=== What you should do ===
Could you transcribe every record below exactly as written, leaving out any pictures?
--- START Exercise data ---
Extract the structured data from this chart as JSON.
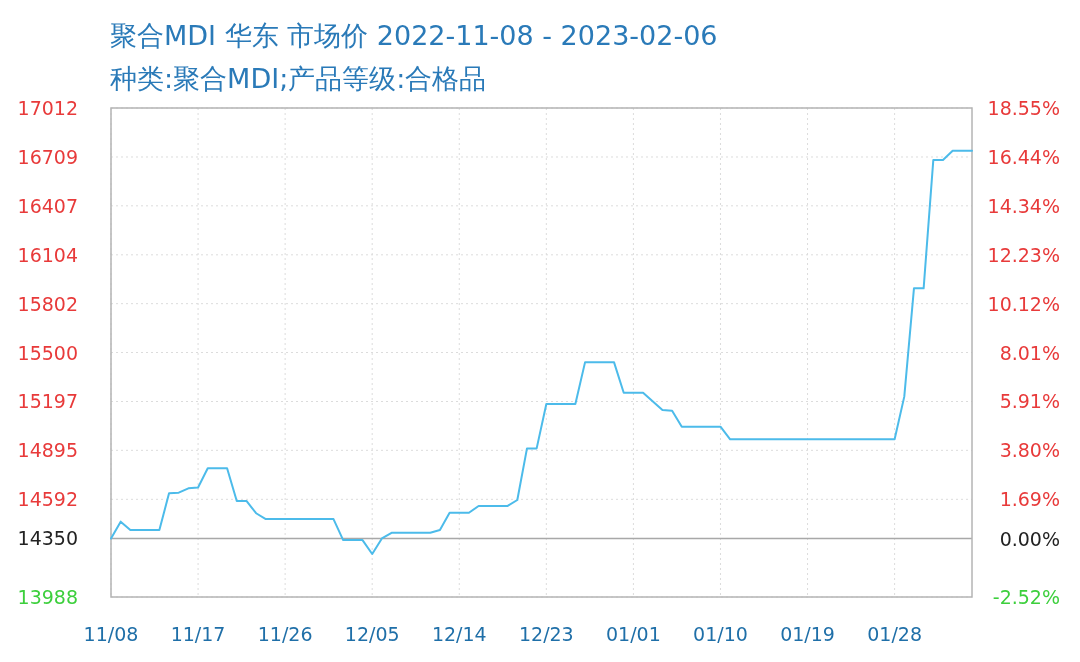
{
  "chart_data": {
    "type": "line",
    "title": "聚合MDI 华东 市场价 2022-11-08 - 2023-02-06",
    "subtitle": "种类:聚合MDI;产品等级:合格品",
    "x": [
      "2022-11-08",
      "2022-11-09",
      "2022-11-10",
      "2022-11-13",
      "2022-11-14",
      "2022-11-15",
      "2022-11-16",
      "2022-11-17",
      "2022-11-18",
      "2022-11-20",
      "2022-11-21",
      "2022-11-22",
      "2022-11-23",
      "2022-11-24",
      "2022-12-01",
      "2022-12-02",
      "2022-12-04",
      "2022-12-05",
      "2022-12-06",
      "2022-12-07",
      "2022-12-11",
      "2022-12-12",
      "2022-12-13",
      "2022-12-15",
      "2022-12-16",
      "2022-12-19",
      "2022-12-20",
      "2022-12-21",
      "2022-12-22",
      "2022-12-23",
      "2022-12-26",
      "2022-12-27",
      "2022-12-30",
      "2022-12-31",
      "2023-01-02",
      "2023-01-04",
      "2023-01-05",
      "2023-01-06",
      "2023-01-10",
      "2023-01-11",
      "2023-01-28",
      "2023-01-29",
      "2023-01-30",
      "2023-01-31",
      "2023-02-01",
      "2023-02-02",
      "2023-02-03",
      "2023-02-05"
    ],
    "series": [
      {
        "color": "#4cbbea",
        "values": [
          14350,
          14454,
          14402,
          14402,
          14629,
          14633,
          14660,
          14665,
          14784,
          14784,
          14582,
          14582,
          14506,
          14470,
          14470,
          14340,
          14340,
          14254,
          14350,
          14385,
          14385,
          14402,
          14509,
          14509,
          14551,
          14551,
          14588,
          14907,
          14907,
          15181,
          15181,
          15439,
          15439,
          15251,
          15251,
          15144,
          15140,
          15041,
          15041,
          14963,
          14963,
          15227,
          15897,
          15897,
          16690,
          16690,
          16748,
          16748
        ]
      }
    ],
    "xlim": [
      "2022-11-08",
      "2023-02-05"
    ],
    "xticks": [
      {
        "value": "2022-11-08",
        "label": "11/08"
      },
      {
        "value": "2022-11-17",
        "label": "11/17"
      },
      {
        "value": "2022-11-26",
        "label": "11/26"
      },
      {
        "value": "2022-12-05",
        "label": "12/05"
      },
      {
        "value": "2022-12-14",
        "label": "12/14"
      },
      {
        "value": "2022-12-23",
        "label": "12/23"
      },
      {
        "value": "2023-01-01",
        "label": "01/01"
      },
      {
        "value": "2023-01-10",
        "label": "01/10"
      },
      {
        "value": "2023-01-19",
        "label": "01/19"
      },
      {
        "value": "2023-01-28",
        "label": "01/28"
      }
    ],
    "ylim": [
      13988,
      17012
    ],
    "yticks": [
      13988,
      14350,
      14592,
      14895,
      15197,
      15500,
      15802,
      16104,
      16407,
      16709,
      17012
    ],
    "y2lim": [
      -2.52,
      18.55
    ],
    "y2ticks": [
      {
        "value": -2.52,
        "label": "-2.52%"
      },
      {
        "value": 0,
        "label": "0.00%"
      },
      {
        "value": 1.69,
        "label": "1.69%"
      },
      {
        "value": 3.8,
        "label": "3.80%"
      },
      {
        "value": 5.91,
        "label": "5.91%"
      },
      {
        "value": 8.01,
        "label": "8.01%"
      },
      {
        "value": 10.12,
        "label": "10.12%"
      },
      {
        "value": 12.23,
        "label": "12.23%"
      },
      {
        "value": 14.34,
        "label": "14.34%"
      },
      {
        "value": 16.44,
        "label": "16.44%"
      },
      {
        "value": 18.55,
        "label": "18.55%"
      }
    ],
    "ref_lines": [
      {
        "axis": "y",
        "value": 14350,
        "color": "#a8a8a8"
      }
    ],
    "grid": true
  }
}
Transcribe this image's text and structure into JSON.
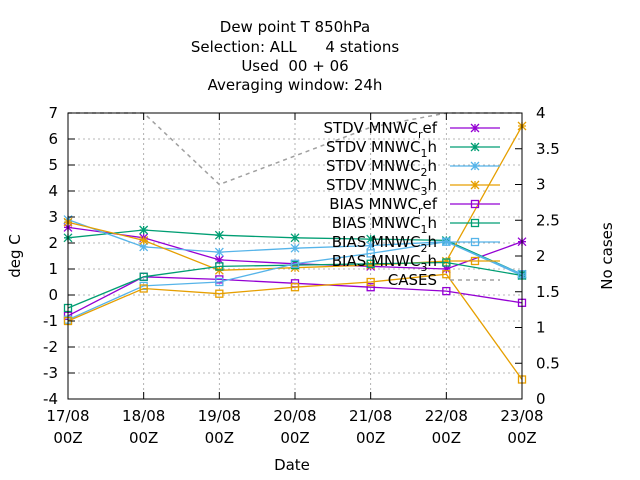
--- END Exercise data ---
=== Output below ===
Extract the structured data from this chart as JSON.
{
  "chart_data": {
    "type": "line",
    "title": "聚合MDI 华东 市场价 2022-11-08 - 2023-02-06",
    "subtitle": "种类:聚合MDI;产品等级:合格品",
    "x": [
      "2022-11-08",
      "2022-11-09",
      "2022-11-10",
      "2022-11-13",
      "2022-11-14",
      "2022-11-15",
      "2022-11-16",
      "2022-11-17",
      "2022-11-18",
      "2022-11-20",
      "2022-11-21",
      "2022-11-22",
      "2022-11-23",
      "2022-11-24",
      "2022-12-01",
      "2022-12-02",
      "2022-12-04",
      "2022-12-05",
      "2022-12-06",
      "2022-12-07",
      "2022-12-11",
      "2022-12-12",
      "2022-12-13",
      "2022-12-15",
      "2022-12-16",
      "2022-12-19",
      "2022-12-20",
      "2022-12-21",
      "2022-12-22",
      "2022-12-23",
      "2022-12-26",
      "2022-12-27",
      "2022-12-30",
      "2022-12-31",
      "2023-01-02",
      "2023-01-04",
      "2023-01-05",
      "2023-01-06",
      "2023-01-10",
      "2023-01-11",
      "2023-01-28",
      "2023-01-29",
      "2023-01-30",
      "2023-01-31",
      "2023-02-01",
      "2023-02-02",
      "2023-02-03",
      "2023-02-05"
    ],
    "series": [
      {
        "color": "#4cbbea",
        "values": [
          14350,
          14454,
          14402,
          14402,
          14629,
          14633,
          14660,
          14665,
          14784,
          14784,
          14582,
          14582,
          14506,
          14470,
          14470,
          14340,
          14340,
          14254,
          14350,
          14385,
          14385,
          14402,
          14509,
          14509,
          14551,
          14551,
          14588,
          14907,
          14907,
          15181,
          15181,
          15439,
          15439,
          15251,
          15251,
          15144,
          15140,
          15041,
          15041,
          14963,
          14963,
          15227,
          15897,
          15897,
          16690,
          16690,
          16748,
          16748
        ]
      }
    ],
    "xlim": [
      "2022-11-08",
      "2023-02-05"
    ],
    "xticks": [
      {
        "value": "2022-11-08",
        "label": "11/08"
      },
      {
        "value": "2022-11-17",
        "label": "11/17"
      },
      {
        "value": "2022-11-26",
        "label": "11/26"
      },
      {
        "value": "2022-12-05",
        "label": "12/05"
      },
      {
        "value": "2022-12-14",
        "label": "12/14"
      },
      {
        "value": "2022-12-23",
        "label": "12/23"
      },
      {
        "value": "2023-01-01",
        "label": "01/01"
      },
      {
        "value": "2023-01-10",
        "label": "01/10"
      },
      {
        "value": "2023-01-19",
        "label": "01/19"
      },
      {
        "value": "2023-01-28",
        "label": "01/28"
      }
    ],
    "ylim": [
      13988,
      17012
    ],
    "yticks": [
      13988,
      14350,
      14592,
      14895,
      15197,
      15500,
      15802,
      16104,
      16407,
      16709,
      17012
    ],
    "y2lim": [
      -2.52,
      18.55
    ],
    "y2ticks": [
      {
        "value": -2.52,
        "label": "-2.52%"
      },
      {
        "value": 0,
        "label": "0.00%"
      },
      {
        "value": 1.69,
        "label": "1.69%"
      },
      {
        "value": 3.8,
        "label": "3.80%"
      },
      {
        "value": 5.91,
        "label": "5.91%"
      },
      {
        "value": 8.01,
        "label": "8.01%"
      },
      {
        "value": 10.12,
        "label": "10.12%"
      },
      {
        "value": 12.23,
        "label": "12.23%"
      },
      {
        "value": 14.34,
        "label": "14.34%"
      },
      {
        "value": 16.44,
        "label": "16.44%"
      },
      {
        "value": 18.55,
        "label": "18.55%"
      }
    ],
    "ref_lines": [
      {
        "axis": "y",
        "value": 14350,
        "color": "#a8a8a8"
      }
    ],
    "grid": true
  }
}
Transcribe this image's text and structure into JSON.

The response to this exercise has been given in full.